- [Given instruction]
Would you pull out every line of the material that contains the string "razón"?

....

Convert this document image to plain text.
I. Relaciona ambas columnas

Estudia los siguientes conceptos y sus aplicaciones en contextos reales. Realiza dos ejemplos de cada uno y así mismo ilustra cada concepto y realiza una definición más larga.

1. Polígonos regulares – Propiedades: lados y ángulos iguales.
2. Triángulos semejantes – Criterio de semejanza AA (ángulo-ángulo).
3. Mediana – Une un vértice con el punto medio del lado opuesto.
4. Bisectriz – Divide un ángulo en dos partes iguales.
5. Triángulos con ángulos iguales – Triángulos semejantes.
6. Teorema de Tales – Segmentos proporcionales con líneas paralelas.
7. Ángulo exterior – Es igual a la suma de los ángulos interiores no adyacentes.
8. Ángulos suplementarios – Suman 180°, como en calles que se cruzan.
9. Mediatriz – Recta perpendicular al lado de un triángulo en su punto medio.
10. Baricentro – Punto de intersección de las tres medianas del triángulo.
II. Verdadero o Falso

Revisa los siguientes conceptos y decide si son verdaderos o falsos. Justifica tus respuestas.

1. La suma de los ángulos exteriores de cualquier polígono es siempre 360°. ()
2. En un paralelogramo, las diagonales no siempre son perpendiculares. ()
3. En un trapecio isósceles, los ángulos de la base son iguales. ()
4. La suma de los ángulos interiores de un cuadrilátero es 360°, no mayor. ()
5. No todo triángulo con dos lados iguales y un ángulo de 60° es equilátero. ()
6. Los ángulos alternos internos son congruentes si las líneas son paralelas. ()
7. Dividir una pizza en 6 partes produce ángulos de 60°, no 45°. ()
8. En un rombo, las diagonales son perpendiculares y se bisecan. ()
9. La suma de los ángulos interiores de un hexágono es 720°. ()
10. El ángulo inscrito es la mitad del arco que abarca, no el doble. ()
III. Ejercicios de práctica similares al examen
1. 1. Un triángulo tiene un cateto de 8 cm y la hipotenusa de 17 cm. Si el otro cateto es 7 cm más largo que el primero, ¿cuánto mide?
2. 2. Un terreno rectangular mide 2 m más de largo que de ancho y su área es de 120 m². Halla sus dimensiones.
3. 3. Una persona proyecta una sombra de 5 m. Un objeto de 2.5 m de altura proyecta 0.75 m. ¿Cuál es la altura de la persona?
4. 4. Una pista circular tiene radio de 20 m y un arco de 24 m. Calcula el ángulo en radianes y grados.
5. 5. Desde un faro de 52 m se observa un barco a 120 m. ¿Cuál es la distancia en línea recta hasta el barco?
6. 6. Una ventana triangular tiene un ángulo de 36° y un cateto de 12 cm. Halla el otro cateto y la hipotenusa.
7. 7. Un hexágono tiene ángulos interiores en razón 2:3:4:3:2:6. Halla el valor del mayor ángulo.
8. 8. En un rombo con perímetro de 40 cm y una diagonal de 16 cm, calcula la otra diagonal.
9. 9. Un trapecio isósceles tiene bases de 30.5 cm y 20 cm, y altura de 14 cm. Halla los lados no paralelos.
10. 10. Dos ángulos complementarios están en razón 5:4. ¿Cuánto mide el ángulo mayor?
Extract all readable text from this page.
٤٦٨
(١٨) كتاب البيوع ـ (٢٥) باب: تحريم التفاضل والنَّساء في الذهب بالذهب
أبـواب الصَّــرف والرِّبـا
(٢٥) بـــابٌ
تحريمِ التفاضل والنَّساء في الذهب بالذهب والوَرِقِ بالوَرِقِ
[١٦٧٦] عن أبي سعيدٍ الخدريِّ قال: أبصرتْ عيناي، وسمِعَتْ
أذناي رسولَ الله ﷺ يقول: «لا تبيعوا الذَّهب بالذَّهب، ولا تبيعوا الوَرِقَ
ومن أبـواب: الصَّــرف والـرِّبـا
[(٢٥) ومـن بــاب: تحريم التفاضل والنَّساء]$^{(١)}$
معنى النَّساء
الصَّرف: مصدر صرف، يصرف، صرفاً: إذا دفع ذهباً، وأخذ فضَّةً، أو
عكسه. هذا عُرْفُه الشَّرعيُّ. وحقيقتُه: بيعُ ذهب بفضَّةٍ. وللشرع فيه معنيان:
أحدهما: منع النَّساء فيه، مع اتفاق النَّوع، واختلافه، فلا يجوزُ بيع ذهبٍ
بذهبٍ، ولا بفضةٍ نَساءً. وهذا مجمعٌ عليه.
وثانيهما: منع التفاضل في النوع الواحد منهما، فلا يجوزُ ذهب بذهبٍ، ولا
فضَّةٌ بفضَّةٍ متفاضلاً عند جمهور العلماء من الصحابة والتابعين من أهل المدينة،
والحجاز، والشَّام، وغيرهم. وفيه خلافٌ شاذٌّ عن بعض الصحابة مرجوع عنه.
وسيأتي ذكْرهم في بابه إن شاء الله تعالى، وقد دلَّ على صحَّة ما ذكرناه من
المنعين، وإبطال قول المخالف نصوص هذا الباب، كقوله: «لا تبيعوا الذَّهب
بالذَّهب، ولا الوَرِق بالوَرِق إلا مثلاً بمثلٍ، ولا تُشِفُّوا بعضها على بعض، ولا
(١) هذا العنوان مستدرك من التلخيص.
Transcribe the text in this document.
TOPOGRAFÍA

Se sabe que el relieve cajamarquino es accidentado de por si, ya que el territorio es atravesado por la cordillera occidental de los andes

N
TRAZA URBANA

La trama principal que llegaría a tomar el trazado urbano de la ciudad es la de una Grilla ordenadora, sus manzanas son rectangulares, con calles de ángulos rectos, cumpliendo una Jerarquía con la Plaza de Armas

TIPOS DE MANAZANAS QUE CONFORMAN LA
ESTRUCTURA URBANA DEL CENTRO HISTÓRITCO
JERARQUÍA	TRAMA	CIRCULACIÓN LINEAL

....

- [Result of this exercise]
7. 7. Un hexágono tiene ángulos interiores en razón 2:3:4:3:2:6. Halla el valor del mayor ángulo.
10. 10. Dos ángulos complementarios están en razón 5:4. ¿Cuánto mide el ángulo mayor?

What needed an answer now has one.